[Dataset entries on figures]
▼▼▼
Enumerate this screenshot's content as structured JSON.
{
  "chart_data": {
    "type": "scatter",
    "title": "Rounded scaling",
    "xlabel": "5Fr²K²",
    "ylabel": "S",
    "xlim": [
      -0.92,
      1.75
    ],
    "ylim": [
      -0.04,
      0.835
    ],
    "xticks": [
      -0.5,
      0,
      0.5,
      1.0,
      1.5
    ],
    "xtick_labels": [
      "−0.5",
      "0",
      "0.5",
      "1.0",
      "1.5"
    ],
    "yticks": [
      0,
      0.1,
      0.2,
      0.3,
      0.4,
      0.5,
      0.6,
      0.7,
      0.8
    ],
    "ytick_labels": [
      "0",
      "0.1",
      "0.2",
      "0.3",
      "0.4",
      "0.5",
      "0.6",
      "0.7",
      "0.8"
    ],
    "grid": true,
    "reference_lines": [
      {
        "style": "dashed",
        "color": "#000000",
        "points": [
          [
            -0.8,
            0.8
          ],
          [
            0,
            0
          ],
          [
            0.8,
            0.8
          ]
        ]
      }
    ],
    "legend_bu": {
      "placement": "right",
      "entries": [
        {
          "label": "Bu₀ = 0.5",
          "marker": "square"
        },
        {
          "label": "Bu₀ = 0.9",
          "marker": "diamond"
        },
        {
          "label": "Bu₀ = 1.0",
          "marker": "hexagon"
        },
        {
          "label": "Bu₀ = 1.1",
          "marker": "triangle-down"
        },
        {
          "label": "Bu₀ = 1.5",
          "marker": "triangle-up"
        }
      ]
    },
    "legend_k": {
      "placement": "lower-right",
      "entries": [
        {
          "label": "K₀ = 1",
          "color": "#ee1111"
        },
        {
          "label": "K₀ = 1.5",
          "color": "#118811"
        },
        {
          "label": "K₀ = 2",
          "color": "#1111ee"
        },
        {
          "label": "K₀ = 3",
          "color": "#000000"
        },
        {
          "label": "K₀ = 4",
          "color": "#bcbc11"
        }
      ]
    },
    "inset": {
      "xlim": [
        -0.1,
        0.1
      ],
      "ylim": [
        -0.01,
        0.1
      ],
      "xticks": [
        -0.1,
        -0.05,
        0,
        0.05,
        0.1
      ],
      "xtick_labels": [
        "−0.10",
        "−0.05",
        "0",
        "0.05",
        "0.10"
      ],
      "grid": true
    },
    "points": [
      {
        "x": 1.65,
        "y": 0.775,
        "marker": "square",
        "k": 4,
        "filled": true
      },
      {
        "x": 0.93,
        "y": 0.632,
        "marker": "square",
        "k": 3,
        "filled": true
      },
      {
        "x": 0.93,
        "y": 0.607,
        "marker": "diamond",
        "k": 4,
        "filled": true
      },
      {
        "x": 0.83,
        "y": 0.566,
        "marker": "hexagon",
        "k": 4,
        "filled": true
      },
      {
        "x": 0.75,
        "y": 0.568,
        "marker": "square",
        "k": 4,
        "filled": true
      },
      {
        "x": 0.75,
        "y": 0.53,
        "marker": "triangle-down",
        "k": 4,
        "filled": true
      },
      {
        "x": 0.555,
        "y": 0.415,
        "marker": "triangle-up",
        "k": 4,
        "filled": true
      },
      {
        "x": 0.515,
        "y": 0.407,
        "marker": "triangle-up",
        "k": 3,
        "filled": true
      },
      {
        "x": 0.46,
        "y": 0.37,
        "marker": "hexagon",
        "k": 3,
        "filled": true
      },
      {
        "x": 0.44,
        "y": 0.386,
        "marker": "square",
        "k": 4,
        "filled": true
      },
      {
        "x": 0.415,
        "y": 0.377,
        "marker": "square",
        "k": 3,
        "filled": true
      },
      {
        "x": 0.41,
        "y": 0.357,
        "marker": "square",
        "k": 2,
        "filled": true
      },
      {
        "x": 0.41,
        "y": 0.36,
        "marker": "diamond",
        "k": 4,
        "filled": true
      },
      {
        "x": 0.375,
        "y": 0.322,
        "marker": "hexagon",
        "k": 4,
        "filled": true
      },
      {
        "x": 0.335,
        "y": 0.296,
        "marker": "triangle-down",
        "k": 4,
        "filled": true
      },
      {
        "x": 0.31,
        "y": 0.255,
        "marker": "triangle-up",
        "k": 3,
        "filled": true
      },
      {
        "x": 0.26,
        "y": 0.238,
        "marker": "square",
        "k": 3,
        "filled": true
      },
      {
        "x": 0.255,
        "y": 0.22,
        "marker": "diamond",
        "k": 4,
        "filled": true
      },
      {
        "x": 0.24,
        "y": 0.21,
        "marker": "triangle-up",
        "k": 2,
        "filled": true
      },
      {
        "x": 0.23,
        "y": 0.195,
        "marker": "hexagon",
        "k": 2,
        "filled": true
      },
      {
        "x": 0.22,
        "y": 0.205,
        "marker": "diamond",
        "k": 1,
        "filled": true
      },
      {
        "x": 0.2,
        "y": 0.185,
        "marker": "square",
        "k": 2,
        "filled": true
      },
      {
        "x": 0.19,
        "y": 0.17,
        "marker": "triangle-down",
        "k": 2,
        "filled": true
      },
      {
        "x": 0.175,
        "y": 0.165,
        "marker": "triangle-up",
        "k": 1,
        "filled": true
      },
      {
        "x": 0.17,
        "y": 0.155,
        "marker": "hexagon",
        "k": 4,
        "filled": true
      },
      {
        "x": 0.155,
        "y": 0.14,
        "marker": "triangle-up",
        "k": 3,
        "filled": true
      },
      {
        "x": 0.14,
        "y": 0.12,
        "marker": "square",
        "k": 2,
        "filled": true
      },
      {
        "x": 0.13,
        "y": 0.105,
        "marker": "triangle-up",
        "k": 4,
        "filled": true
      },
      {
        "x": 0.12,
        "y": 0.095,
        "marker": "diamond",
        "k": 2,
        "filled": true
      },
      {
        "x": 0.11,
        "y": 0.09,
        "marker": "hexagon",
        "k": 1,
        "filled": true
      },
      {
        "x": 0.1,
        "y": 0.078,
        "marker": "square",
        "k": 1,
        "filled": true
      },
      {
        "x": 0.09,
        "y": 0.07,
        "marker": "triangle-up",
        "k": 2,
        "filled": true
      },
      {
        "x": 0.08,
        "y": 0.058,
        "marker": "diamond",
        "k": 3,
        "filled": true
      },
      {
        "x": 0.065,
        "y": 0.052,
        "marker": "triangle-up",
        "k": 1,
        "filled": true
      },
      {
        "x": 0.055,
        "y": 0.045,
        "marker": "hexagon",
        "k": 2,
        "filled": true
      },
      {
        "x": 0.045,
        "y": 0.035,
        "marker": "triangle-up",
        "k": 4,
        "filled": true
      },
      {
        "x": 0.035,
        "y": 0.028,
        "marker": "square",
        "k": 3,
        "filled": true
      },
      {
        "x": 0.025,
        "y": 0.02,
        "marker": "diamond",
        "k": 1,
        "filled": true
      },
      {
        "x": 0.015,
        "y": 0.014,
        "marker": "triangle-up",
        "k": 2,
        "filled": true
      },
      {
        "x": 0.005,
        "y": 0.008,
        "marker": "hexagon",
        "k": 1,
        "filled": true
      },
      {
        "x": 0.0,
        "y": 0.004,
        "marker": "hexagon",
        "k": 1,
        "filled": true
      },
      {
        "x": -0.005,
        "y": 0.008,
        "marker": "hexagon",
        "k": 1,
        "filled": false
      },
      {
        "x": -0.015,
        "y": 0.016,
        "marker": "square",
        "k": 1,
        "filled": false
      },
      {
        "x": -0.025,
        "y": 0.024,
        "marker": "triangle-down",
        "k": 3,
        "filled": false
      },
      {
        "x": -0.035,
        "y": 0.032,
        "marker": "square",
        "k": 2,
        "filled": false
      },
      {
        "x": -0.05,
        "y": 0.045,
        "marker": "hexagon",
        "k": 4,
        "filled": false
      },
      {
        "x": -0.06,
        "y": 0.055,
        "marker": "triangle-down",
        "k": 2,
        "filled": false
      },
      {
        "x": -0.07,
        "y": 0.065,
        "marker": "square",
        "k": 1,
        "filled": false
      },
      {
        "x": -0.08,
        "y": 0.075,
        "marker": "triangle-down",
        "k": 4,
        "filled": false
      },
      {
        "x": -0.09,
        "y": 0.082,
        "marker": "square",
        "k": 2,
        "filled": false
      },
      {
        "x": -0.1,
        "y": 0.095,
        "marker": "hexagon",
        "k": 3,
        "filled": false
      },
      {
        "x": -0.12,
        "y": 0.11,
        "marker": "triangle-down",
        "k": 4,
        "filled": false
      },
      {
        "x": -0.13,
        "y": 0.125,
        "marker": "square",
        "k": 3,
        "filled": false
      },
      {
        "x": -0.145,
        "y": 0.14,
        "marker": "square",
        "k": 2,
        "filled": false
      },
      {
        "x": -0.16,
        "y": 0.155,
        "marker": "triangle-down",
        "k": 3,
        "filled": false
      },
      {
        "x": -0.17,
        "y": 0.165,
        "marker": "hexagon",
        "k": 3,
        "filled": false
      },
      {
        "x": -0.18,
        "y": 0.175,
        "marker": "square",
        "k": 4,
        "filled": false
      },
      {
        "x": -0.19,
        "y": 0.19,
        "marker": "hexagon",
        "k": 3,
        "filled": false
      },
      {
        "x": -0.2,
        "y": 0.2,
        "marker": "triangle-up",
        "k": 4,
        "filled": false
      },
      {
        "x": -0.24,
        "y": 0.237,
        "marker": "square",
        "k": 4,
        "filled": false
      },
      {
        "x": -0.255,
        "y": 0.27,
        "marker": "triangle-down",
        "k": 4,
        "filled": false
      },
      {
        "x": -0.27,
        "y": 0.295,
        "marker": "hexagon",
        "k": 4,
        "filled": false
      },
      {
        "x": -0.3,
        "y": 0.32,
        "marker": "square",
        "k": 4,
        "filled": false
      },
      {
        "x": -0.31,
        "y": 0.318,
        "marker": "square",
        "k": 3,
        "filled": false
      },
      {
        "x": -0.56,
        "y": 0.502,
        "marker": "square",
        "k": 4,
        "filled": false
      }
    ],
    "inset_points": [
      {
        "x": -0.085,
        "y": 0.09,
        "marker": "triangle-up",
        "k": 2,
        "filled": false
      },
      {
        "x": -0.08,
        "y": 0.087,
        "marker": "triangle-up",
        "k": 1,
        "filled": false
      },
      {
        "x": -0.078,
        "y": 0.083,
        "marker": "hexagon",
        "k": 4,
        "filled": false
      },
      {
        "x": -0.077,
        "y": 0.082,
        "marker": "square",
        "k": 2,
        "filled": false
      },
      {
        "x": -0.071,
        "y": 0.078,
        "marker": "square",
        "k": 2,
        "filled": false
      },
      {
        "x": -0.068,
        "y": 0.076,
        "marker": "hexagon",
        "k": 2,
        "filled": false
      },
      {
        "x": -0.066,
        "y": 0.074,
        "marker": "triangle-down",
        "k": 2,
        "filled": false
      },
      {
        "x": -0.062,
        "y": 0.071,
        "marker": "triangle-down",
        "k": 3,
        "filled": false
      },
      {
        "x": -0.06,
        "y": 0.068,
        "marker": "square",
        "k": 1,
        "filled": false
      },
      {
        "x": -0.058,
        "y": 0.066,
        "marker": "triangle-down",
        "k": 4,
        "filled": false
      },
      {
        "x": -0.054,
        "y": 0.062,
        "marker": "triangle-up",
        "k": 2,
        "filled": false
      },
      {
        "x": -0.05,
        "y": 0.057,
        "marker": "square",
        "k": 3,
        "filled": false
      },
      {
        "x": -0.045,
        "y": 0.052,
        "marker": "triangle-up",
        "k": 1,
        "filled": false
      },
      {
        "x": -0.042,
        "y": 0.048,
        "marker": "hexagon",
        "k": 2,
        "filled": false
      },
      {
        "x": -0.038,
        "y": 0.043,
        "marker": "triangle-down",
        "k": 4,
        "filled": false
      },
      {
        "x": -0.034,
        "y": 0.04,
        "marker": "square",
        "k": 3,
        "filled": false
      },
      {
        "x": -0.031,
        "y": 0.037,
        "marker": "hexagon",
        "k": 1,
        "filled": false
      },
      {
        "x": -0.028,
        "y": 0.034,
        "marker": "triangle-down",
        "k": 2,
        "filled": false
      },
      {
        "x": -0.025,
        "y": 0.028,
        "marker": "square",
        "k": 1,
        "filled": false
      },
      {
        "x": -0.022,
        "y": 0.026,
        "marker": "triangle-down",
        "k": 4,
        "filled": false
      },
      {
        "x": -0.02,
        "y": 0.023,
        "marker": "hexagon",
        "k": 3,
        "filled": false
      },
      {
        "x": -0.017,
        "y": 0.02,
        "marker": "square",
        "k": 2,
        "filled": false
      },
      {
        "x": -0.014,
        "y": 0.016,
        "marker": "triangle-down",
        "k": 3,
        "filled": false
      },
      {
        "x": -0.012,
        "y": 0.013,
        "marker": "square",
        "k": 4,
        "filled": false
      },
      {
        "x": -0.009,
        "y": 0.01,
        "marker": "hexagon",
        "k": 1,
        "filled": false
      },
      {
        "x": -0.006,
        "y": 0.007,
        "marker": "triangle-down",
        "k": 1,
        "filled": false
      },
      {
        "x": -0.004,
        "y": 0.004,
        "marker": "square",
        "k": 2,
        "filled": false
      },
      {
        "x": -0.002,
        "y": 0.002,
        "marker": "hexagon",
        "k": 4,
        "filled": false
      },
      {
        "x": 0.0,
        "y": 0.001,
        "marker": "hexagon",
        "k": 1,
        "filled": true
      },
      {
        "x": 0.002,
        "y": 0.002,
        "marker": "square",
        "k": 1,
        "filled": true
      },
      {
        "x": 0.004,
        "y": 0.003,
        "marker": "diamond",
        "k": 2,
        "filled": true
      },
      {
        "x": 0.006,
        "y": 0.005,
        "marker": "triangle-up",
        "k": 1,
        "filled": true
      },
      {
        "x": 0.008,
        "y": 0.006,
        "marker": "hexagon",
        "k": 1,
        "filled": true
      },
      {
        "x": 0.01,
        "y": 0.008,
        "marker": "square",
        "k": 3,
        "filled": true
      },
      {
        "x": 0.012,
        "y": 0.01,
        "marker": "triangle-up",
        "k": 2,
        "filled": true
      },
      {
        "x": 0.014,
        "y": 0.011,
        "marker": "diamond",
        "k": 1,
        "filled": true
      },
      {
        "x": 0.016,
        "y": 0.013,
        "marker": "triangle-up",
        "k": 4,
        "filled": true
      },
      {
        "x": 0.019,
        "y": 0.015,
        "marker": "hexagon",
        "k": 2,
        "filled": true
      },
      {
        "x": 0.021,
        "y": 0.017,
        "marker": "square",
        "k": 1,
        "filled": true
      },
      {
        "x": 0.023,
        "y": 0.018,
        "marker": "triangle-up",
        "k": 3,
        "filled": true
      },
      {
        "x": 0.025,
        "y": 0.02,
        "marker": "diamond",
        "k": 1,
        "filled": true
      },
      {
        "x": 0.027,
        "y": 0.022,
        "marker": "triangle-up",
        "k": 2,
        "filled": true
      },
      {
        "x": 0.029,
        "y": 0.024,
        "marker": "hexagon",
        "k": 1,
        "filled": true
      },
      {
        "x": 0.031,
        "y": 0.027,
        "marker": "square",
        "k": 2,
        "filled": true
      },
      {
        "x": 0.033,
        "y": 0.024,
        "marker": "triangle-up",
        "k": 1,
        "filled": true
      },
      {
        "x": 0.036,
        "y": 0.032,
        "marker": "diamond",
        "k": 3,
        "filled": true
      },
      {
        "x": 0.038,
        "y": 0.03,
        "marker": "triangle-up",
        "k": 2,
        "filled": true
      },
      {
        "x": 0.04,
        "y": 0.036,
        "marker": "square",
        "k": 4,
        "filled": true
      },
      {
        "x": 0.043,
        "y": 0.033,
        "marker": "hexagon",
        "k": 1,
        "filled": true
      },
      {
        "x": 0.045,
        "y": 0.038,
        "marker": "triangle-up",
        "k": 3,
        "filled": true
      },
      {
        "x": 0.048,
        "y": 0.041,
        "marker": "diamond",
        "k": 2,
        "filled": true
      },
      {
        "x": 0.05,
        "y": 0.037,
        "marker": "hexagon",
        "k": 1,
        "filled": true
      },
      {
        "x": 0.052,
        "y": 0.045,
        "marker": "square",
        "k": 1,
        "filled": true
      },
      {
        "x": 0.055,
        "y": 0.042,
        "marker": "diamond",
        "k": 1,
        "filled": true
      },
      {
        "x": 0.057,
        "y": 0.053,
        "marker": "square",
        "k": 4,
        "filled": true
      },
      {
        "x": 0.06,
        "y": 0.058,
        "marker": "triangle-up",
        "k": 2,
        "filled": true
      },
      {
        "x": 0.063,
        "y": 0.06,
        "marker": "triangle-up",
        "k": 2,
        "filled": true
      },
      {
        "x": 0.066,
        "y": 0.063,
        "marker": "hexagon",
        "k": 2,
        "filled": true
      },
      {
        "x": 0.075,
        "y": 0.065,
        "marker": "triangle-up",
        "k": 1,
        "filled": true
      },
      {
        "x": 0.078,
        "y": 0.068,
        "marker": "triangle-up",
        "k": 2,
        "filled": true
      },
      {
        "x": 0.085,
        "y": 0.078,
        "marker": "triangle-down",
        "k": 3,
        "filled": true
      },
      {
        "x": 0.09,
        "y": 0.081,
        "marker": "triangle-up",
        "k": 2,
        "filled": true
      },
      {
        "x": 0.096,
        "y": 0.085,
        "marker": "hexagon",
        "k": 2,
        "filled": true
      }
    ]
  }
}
▲▲▲
### Set exercise
Only the count is wanted: report how many lines of the material above hold the word "right".

### Response to this exercise
2